* **TASK STATEMENT**
For every line in the records that has the word "JSON", make a copy.

___ MATERIAL SUPPLIED

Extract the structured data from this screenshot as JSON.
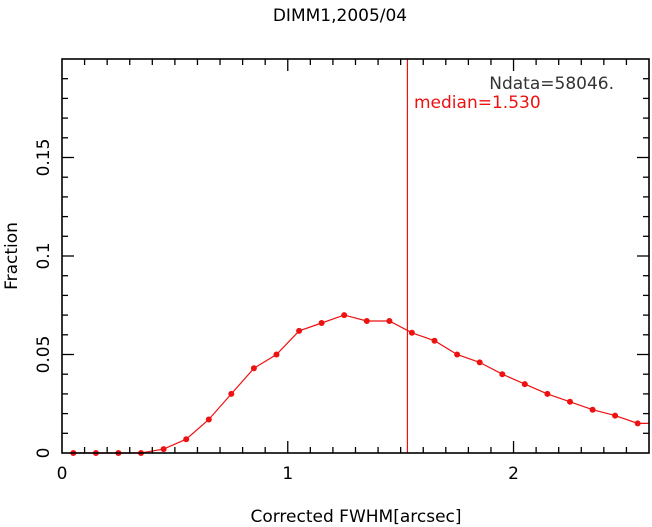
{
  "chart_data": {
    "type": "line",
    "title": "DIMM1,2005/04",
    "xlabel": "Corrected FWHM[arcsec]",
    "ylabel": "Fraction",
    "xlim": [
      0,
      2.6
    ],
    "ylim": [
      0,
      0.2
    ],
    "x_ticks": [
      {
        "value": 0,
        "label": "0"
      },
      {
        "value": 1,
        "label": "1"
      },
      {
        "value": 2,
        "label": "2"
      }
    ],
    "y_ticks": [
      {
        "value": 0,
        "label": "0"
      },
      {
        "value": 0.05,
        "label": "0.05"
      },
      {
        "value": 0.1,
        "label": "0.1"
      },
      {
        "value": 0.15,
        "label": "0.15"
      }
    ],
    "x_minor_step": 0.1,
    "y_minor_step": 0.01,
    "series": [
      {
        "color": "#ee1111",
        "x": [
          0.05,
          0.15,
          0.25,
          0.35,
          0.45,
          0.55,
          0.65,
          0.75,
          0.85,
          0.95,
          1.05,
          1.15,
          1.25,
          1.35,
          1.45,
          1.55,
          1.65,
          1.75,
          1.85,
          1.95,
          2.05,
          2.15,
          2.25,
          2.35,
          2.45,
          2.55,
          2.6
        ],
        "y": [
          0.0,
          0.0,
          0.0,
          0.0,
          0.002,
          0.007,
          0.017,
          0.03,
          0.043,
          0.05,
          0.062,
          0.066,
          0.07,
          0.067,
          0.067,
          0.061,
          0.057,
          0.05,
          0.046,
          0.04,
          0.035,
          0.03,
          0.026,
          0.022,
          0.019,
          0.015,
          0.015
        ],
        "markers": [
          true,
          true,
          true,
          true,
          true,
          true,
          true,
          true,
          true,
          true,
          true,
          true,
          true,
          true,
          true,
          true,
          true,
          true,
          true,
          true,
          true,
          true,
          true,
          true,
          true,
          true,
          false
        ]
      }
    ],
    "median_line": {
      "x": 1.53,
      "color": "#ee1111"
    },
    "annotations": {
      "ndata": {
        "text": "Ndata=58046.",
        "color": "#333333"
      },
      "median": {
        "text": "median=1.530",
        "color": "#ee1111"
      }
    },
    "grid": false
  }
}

______
___ MATERIAL SUPPLIED

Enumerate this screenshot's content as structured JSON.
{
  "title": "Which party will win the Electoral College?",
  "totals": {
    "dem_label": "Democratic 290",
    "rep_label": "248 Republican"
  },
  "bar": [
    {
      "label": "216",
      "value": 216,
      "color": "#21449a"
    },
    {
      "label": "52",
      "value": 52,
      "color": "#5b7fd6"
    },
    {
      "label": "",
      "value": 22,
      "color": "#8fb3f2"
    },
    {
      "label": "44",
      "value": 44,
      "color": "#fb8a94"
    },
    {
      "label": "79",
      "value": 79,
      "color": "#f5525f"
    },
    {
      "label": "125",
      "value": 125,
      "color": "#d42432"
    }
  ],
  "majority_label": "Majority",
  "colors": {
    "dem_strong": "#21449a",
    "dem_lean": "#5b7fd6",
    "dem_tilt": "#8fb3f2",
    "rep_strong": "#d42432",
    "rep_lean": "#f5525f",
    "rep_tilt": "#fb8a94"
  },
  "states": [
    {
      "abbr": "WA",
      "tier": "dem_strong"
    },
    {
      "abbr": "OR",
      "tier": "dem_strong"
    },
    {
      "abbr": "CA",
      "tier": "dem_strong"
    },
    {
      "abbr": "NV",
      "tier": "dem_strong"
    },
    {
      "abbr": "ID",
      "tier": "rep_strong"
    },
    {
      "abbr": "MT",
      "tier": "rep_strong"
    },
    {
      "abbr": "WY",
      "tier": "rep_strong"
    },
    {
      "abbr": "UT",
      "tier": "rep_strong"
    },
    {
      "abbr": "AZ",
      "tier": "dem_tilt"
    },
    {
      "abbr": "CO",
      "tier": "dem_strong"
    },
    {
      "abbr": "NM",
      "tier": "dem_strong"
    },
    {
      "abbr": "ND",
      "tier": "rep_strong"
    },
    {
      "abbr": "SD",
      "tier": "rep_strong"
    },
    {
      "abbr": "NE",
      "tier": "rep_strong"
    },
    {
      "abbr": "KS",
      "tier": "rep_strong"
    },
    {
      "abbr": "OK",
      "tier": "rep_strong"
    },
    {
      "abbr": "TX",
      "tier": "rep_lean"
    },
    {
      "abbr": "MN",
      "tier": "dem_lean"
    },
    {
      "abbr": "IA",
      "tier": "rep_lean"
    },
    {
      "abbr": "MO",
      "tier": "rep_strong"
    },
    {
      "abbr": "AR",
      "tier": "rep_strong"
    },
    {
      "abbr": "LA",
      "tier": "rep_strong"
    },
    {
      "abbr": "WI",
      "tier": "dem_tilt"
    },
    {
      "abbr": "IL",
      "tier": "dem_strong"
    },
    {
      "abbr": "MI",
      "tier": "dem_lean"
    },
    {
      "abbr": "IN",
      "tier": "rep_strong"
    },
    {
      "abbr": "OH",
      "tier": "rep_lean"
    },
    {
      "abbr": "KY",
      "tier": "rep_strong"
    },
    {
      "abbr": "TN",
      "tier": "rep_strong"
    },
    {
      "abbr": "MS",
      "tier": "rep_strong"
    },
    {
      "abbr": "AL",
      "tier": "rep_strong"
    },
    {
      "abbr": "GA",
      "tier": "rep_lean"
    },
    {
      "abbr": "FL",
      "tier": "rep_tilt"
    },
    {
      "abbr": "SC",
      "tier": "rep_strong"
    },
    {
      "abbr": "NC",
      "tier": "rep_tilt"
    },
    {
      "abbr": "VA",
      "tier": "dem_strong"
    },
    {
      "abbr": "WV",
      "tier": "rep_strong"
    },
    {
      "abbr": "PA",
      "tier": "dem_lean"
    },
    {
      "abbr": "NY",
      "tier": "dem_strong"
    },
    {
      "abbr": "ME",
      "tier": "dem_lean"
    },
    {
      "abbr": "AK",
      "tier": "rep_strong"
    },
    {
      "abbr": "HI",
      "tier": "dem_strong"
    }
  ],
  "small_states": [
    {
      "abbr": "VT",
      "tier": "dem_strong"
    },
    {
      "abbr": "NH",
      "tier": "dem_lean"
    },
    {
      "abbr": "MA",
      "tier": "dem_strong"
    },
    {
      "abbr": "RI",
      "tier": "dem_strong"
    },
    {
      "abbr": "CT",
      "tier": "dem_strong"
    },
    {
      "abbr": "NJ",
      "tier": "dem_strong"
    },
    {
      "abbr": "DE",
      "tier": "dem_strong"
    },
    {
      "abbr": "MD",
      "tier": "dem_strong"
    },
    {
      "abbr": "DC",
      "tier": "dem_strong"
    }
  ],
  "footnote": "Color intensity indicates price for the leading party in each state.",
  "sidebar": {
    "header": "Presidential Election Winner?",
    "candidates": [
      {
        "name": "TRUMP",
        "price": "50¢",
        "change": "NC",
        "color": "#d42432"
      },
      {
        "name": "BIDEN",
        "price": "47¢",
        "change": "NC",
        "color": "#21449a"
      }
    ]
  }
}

______

* **EXERCISE SOLUTION**
Extract the structured data from this screenshot as JSON.
Enumerate this screenshot's content as structured JSON.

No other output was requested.